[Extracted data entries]
· · ·

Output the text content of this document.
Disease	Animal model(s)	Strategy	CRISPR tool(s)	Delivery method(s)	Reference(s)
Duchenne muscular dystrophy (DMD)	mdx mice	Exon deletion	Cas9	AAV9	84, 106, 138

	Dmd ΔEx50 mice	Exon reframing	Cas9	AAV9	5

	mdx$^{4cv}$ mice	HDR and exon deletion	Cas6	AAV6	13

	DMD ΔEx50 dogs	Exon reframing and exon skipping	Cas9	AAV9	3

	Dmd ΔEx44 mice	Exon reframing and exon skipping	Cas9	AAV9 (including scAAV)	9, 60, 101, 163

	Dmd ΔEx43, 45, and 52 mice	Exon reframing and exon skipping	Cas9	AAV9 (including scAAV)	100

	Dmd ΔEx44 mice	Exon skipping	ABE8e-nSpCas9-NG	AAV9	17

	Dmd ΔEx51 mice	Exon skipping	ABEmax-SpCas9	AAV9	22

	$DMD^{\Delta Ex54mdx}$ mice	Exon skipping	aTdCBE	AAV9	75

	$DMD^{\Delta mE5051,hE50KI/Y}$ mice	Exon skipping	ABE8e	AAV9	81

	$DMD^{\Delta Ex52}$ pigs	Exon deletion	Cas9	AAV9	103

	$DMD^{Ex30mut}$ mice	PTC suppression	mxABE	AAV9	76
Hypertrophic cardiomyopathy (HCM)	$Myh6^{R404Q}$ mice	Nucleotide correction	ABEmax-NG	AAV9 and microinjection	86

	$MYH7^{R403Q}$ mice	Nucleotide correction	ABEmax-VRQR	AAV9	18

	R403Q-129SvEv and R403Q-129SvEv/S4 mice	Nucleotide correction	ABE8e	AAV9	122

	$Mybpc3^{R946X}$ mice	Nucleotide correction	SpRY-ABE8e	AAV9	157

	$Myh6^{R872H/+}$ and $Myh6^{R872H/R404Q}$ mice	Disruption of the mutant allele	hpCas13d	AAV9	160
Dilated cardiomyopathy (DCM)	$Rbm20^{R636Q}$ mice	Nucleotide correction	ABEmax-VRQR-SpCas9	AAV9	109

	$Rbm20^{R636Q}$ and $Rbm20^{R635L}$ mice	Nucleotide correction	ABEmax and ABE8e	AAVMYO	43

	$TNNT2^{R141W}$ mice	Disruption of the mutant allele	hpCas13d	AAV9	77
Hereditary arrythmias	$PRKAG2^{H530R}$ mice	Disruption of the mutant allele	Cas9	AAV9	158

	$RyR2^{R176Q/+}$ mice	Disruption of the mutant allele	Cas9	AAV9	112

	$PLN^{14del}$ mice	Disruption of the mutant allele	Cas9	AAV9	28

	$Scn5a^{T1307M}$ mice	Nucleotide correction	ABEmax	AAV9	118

· · ·

→ **Exercise**
Output the records above in their entirety, exactly.

→ **Task solution**
Output the text content of this document.
Disease	Animal model(s)	Strategy	CRISPR tool(s)	Delivery method(s)	Reference(s)
Duchenne muscular dystrophy (DMD)	mdx mice	Exon deletion	Cas9	AAV9	84, 106, 138

	Dmd ΔEx50 mice	Exon reframing	Cas9	AAV9	5

	mdx$^{4cv}$ mice	HDR and exon deletion	Cas6	AAV6	13

	DMD ΔEx50 dogs	Exon reframing and exon skipping	Cas9	AAV9	3

	Dmd ΔEx44 mice	Exon reframing and exon skipping	Cas9	AAV9 (including scAAV)	9, 60, 101, 163

	Dmd ΔEx43, 45, and 52 mice	Exon reframing and exon skipping	Cas9	AAV9 (including scAAV)	100

	Dmd ΔEx44 mice	Exon skipping	ABE8e-nSpCas9-NG	AAV9	17

	Dmd ΔEx51 mice	Exon skipping	ABEmax-SpCas9	AAV9	22

	$DMD^{\Delta Ex54mdx}$ mice	Exon skipping	aTdCBE	AAV9	75

	$DMD^{\Delta mE5051,hE50KI/Y}$ mice	Exon skipping	ABE8e	AAV9	81

	$DMD^{\Delta Ex52}$ pigs	Exon deletion	Cas9	AAV9	103

	$DMD^{Ex30mut}$ mice	PTC suppression	mxABE	AAV9	76
Hypertrophic cardiomyopathy (HCM)	$Myh6^{R404Q}$ mice	Nucleotide correction	ABEmax-NG	AAV9 and microinjection	86

	$MYH7^{R403Q}$ mice	Nucleotide correction	ABEmax-VRQR	AAV9	18

	R403Q-129SvEv and R403Q-129SvEv/S4 mice	Nucleotide correction	ABE8e	AAV9	122

	$Mybpc3^{R946X}$ mice	Nucleotide correction	SpRY-ABE8e	AAV9	157

	$Myh6^{R872H/+}$ and $Myh6^{R872H/R404Q}$ mice	Disruption of the mutant allele	hpCas13d	AAV9	160
Dilated cardiomyopathy (DCM)	$Rbm20^{R636Q}$ mice	Nucleotide correction	ABEmax-VRQR-SpCas9	AAV9	109

	$Rbm20^{R636Q}$ and $Rbm20^{R635L}$ mice	Nucleotide correction	ABEmax and ABE8e	AAVMYO	43

	$TNNT2^{R141W}$ mice	Disruption of the mutant allele	hpCas13d	AAV9	77
Hereditary arrythmias	$PRKAG2^{H530R}$ mice	Disruption of the mutant allele	Cas9	AAV9	158

	$RyR2^{R176Q/+}$ mice	Disruption of the mutant allele	Cas9	AAV9	112

	$PLN^{14del}$ mice	Disruption of the mutant allele	Cas9	AAV9	28

	$Scn5a^{T1307M}$ mice	Nucleotide correction	ABEmax	AAV9	118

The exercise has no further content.